**Set task**
Return verbatim the part of the records that opens with the first line and closes with the line containing "button[interactable]: Time to", including both of those lines.

**Data listing**
━━━━━━━━━━━━━━━━
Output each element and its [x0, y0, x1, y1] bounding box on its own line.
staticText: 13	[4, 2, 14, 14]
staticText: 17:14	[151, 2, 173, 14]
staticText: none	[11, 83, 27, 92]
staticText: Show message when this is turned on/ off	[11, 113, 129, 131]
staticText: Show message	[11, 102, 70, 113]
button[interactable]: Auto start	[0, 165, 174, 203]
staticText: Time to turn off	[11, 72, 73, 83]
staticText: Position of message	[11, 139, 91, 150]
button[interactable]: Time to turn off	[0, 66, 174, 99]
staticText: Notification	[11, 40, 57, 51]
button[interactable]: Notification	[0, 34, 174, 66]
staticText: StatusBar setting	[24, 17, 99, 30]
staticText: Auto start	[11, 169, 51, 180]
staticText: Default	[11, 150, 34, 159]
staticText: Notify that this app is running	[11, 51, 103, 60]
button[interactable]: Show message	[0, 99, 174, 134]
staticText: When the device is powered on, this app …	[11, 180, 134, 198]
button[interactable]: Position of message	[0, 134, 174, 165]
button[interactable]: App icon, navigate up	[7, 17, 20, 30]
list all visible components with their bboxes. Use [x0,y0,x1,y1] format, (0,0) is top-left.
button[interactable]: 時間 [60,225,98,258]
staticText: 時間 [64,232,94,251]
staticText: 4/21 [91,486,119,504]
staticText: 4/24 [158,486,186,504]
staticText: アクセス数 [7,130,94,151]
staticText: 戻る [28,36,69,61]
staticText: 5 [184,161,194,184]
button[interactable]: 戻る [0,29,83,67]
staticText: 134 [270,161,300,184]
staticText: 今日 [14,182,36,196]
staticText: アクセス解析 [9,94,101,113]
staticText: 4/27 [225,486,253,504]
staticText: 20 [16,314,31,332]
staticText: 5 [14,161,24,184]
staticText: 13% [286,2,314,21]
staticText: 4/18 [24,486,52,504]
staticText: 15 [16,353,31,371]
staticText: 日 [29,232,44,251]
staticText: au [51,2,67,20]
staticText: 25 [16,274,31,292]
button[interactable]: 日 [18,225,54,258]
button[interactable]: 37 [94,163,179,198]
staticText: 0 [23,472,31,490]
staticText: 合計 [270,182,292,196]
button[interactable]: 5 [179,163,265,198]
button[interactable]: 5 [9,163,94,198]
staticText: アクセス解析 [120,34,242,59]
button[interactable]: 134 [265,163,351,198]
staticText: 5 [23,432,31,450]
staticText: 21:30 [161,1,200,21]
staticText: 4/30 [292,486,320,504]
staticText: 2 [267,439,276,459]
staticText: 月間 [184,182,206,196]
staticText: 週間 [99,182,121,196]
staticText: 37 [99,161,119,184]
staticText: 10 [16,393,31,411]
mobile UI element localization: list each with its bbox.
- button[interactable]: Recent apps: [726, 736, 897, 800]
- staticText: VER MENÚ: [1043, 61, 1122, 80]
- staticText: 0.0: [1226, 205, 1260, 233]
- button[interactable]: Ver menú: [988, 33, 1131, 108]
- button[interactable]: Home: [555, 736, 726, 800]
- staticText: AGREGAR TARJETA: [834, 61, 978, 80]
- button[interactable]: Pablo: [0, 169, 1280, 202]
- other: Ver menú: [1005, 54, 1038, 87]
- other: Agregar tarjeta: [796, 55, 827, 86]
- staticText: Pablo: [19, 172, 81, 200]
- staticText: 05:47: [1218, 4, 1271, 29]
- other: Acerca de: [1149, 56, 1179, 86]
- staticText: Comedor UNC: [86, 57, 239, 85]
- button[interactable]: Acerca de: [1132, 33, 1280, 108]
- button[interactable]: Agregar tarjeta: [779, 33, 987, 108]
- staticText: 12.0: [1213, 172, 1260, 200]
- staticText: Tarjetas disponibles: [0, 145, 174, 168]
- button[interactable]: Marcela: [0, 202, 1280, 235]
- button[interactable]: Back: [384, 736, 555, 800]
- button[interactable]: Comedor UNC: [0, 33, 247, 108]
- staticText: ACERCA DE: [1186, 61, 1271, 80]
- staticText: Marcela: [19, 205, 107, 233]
━━━━━━━━━━━━━━━━
**Reply**
Output each element and its [x0, y0, x1, y1] bounding box on its own line.
staticText: 13	[4, 2, 14, 14]
staticText: 17:14	[151, 2, 173, 14]
staticText: none	[11, 83, 27, 92]
staticText: Show message when this is turned on/ off	[11, 113, 129, 131]
staticText: Show message	[11, 102, 70, 113]
button[interactable]: Auto start	[0, 165, 174, 203]
staticText: Time to turn off	[11, 72, 73, 83]
staticText: Position of message	[11, 139, 91, 150]
button[interactable]: Time to turn off	[0, 66, 174, 99]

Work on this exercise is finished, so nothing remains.